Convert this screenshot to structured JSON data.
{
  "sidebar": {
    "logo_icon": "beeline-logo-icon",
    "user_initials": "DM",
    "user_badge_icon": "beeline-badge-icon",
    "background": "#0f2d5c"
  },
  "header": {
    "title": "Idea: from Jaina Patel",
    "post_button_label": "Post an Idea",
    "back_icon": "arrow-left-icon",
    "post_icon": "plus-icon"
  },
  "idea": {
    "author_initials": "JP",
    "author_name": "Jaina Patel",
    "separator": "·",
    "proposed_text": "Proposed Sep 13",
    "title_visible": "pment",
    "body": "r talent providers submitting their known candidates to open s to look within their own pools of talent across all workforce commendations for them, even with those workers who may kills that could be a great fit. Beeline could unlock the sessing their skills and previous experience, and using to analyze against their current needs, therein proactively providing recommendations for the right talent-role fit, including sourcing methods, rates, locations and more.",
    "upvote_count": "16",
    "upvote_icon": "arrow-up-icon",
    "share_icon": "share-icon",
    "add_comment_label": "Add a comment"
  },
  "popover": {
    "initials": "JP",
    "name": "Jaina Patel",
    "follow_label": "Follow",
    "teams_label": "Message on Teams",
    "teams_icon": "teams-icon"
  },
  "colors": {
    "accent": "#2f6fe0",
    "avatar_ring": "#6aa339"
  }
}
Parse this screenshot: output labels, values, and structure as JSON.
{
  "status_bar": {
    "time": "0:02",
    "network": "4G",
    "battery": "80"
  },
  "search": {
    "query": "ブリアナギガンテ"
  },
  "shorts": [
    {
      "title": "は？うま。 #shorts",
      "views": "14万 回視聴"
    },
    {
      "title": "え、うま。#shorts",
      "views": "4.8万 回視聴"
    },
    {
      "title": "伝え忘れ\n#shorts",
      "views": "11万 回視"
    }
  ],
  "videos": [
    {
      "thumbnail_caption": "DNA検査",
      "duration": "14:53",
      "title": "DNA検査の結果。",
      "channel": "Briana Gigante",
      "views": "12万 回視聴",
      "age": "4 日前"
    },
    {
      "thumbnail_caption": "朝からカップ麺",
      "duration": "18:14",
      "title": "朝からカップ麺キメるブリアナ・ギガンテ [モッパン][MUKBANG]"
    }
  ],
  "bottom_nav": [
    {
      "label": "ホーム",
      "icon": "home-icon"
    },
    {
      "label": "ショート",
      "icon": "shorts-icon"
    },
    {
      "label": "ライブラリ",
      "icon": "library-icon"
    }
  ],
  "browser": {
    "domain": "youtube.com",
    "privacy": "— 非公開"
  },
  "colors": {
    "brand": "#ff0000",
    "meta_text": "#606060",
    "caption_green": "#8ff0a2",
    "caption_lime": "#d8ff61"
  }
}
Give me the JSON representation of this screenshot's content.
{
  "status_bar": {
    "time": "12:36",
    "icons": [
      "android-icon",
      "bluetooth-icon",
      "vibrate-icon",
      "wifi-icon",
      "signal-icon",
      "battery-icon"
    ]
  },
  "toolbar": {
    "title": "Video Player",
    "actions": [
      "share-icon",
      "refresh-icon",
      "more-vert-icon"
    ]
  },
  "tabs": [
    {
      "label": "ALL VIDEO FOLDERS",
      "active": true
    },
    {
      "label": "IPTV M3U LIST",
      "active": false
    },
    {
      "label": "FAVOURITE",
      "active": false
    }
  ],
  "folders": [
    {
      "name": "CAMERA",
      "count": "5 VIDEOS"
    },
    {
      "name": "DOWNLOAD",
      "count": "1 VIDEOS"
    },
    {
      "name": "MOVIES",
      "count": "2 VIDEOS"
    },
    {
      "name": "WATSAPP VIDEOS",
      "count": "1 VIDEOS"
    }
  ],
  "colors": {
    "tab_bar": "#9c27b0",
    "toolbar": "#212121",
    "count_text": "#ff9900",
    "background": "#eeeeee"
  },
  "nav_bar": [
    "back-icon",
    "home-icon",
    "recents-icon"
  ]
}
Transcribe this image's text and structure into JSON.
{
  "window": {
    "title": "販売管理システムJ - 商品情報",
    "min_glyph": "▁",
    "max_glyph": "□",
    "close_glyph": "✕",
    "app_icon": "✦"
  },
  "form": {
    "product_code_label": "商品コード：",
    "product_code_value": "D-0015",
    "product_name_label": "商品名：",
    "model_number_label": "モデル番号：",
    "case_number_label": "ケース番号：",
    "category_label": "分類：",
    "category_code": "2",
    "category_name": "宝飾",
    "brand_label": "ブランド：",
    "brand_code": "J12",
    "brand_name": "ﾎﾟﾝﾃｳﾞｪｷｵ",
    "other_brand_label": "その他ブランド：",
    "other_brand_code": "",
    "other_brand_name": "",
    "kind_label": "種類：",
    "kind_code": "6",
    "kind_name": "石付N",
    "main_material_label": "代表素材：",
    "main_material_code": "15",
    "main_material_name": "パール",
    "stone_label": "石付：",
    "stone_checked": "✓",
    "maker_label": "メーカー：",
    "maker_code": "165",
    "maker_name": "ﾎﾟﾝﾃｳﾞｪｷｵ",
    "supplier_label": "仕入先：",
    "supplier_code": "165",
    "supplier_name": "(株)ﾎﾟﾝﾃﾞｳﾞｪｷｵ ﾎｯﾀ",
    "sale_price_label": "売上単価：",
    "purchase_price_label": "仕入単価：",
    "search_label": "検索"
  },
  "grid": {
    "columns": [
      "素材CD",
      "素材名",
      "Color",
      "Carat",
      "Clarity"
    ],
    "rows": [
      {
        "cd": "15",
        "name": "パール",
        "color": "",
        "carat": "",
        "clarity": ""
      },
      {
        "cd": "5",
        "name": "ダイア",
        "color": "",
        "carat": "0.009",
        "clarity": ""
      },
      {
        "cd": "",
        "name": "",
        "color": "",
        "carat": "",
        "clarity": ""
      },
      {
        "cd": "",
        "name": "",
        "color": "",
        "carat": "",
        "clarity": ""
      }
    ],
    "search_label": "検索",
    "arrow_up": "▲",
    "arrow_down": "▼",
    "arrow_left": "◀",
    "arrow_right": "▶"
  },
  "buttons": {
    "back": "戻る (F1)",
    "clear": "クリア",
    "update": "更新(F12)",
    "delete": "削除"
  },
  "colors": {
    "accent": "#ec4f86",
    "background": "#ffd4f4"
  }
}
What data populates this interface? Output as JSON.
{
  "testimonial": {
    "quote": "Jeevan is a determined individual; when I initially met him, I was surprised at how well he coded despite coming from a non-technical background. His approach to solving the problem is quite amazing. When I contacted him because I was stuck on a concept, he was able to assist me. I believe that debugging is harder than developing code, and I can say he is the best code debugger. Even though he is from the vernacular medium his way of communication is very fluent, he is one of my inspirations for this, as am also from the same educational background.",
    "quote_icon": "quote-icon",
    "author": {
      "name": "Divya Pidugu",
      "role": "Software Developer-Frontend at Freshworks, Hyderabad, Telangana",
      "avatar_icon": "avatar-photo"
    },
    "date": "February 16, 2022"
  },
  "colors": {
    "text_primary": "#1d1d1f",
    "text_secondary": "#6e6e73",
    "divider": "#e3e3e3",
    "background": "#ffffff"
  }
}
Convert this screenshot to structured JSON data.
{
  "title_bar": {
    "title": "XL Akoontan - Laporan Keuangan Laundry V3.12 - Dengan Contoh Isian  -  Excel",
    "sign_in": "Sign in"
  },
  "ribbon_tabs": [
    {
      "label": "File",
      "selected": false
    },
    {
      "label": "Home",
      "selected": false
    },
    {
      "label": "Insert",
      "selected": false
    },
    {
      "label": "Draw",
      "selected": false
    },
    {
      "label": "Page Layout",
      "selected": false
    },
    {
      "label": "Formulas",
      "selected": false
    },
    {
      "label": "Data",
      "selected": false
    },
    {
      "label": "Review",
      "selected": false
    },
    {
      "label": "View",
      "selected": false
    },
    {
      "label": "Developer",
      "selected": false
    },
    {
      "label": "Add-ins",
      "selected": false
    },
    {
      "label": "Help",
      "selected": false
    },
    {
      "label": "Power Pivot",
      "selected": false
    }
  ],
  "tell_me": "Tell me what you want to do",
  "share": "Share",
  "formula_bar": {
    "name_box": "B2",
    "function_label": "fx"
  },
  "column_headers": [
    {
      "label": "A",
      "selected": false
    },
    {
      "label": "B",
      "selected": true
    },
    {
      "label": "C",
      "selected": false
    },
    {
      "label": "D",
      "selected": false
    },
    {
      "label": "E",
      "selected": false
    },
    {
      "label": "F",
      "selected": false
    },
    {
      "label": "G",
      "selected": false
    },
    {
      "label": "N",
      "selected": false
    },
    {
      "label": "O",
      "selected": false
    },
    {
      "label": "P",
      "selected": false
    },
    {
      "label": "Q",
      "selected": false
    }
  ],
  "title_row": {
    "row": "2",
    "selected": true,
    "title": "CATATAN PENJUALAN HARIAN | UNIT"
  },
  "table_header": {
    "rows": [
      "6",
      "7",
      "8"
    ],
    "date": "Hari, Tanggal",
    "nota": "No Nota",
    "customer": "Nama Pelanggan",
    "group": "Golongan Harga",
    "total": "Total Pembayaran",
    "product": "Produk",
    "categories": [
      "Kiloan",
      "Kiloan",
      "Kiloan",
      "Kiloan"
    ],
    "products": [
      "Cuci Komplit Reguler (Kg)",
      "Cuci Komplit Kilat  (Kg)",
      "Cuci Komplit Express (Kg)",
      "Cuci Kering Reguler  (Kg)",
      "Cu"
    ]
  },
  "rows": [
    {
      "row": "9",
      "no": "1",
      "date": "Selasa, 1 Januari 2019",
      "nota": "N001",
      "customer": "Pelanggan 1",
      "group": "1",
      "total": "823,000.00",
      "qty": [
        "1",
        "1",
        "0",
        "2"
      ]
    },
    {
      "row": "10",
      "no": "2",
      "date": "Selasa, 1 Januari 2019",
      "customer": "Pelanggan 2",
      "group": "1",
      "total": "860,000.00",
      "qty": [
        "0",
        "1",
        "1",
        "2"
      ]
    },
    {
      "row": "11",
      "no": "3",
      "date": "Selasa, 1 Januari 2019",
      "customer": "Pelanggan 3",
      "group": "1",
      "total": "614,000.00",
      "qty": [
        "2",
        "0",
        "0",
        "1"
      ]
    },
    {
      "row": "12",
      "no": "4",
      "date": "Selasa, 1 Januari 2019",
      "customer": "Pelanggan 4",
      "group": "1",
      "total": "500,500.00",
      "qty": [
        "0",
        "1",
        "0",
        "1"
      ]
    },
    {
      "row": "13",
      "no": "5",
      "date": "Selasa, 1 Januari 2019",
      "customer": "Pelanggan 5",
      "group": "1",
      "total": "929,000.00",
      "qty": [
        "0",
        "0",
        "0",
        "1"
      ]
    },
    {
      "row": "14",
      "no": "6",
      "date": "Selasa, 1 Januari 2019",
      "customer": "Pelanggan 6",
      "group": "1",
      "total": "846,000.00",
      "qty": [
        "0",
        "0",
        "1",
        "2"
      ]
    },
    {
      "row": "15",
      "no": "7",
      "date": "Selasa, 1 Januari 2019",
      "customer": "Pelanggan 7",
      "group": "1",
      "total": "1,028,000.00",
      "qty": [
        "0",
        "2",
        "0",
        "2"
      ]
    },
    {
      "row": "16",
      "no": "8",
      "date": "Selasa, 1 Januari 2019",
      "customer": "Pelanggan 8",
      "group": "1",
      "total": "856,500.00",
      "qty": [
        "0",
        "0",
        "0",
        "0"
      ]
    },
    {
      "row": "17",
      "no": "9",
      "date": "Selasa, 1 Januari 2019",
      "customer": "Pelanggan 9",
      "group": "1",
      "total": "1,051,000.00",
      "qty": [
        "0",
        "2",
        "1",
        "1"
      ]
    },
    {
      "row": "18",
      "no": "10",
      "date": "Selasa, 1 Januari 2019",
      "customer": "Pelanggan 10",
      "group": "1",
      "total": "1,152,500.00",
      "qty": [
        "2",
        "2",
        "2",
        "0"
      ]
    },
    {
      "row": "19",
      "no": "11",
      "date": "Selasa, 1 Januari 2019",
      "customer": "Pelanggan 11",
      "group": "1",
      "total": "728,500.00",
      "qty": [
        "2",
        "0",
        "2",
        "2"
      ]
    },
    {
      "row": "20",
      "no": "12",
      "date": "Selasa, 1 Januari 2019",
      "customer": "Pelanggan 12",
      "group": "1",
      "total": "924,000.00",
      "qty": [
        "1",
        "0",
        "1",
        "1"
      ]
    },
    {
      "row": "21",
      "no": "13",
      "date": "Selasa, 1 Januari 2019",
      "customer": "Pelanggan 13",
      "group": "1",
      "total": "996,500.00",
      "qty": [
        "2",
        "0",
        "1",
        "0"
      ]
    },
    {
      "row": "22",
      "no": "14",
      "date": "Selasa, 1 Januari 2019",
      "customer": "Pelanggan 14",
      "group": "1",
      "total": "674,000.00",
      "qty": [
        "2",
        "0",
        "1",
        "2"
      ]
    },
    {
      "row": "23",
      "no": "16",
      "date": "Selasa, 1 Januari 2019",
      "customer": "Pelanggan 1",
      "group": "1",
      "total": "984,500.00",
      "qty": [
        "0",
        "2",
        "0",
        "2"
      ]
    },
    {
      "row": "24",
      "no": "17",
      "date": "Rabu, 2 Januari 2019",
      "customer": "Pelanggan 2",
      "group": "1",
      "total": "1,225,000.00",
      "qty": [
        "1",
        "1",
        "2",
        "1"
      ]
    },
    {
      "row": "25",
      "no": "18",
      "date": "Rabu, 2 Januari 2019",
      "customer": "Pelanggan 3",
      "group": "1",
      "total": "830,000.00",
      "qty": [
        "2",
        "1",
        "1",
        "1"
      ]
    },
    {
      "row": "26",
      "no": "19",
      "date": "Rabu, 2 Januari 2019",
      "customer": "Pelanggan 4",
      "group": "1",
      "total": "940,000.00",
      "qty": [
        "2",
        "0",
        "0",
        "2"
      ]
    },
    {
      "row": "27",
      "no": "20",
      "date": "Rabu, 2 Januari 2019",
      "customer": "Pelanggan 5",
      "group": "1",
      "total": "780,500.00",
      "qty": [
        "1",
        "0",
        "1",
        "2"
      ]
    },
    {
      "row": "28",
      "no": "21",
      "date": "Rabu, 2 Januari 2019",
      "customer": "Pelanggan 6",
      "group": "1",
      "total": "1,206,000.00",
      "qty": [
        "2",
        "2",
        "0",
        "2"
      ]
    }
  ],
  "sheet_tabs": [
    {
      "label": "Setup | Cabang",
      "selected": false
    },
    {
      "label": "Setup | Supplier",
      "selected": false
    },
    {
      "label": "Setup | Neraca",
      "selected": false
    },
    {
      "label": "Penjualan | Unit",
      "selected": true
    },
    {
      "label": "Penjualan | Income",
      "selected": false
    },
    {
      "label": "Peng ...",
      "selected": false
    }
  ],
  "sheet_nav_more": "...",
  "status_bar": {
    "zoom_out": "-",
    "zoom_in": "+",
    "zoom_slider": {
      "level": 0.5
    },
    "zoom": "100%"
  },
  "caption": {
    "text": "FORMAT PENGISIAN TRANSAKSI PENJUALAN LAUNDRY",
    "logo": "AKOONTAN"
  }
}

=====

_EXERCISE OBJECTIVE_
A line counts if it holds the word "Patel". How many lines of the entries count? Give the number only.

_EXERCISE RESULT_
3